**DATA EXCERPTS**
++++++

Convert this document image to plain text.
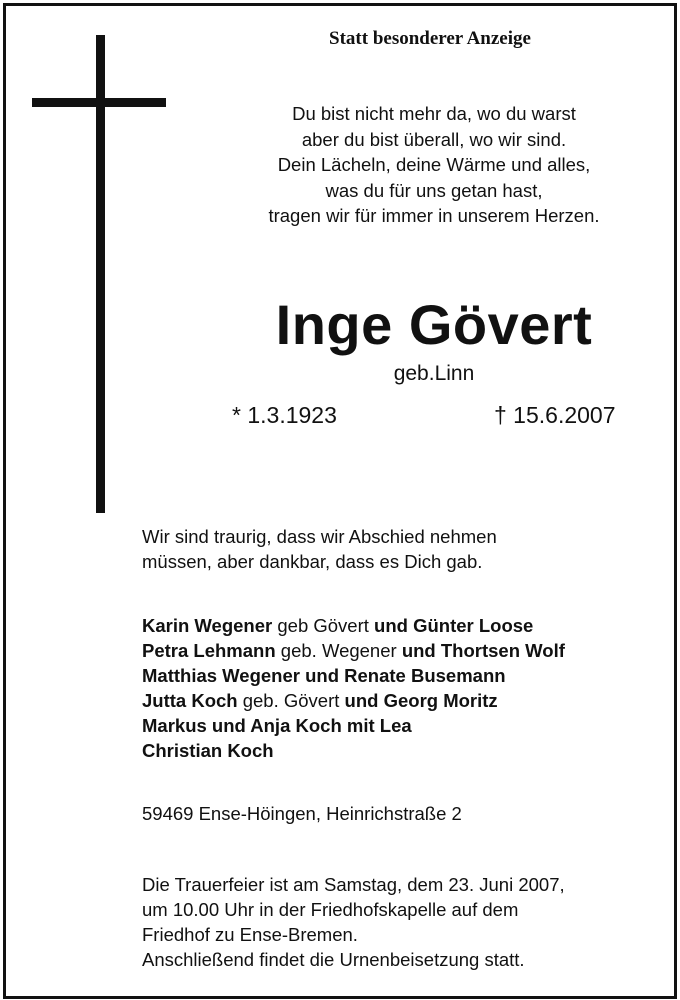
Statt besonderer Anzeige
Du bist nicht mehr da, wo du warst
aber du bist überall, wo wir sind.
Dein Lächeln, deine Wärme und alles,
was du für uns getan hast,
tragen wir für immer in unserem Herzen.
Inge Gövert
geb.Linn
* 1.3.1923	† 15.6.2007
Wir sind traurig, dass wir Abschied nehmen
müssen, aber dankbar, dass es Dich gab.
Karin Wegener geb Gövert und Günter Loose
Petra Lehmann geb. Wegener und Thortsen Wolf
Matthias Wegener und Renate Busemann
Jutta Koch geb. Gövert und Georg Moritz
Markus und Anja Koch mit Lea
Christian Koch
59469 Ense-Höingen, Heinrichstraße 2
Die Trauerfeier ist am Samstag, dem 23. Juni 2007,
um 10.00 Uhr in der Friedhofskapelle auf dem
Friedhof zu Ense-Bremen.
Anschließend findet die Urnenbeisetzung statt.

++++++

Look over the records above and copy each line that includes the string "Wegener".

Karin Wegener geb Gövert und Günter Loose
Petra Lehmann geb. Wegener und Thortsen Wolf
Matthias Wegener und Renate Busemann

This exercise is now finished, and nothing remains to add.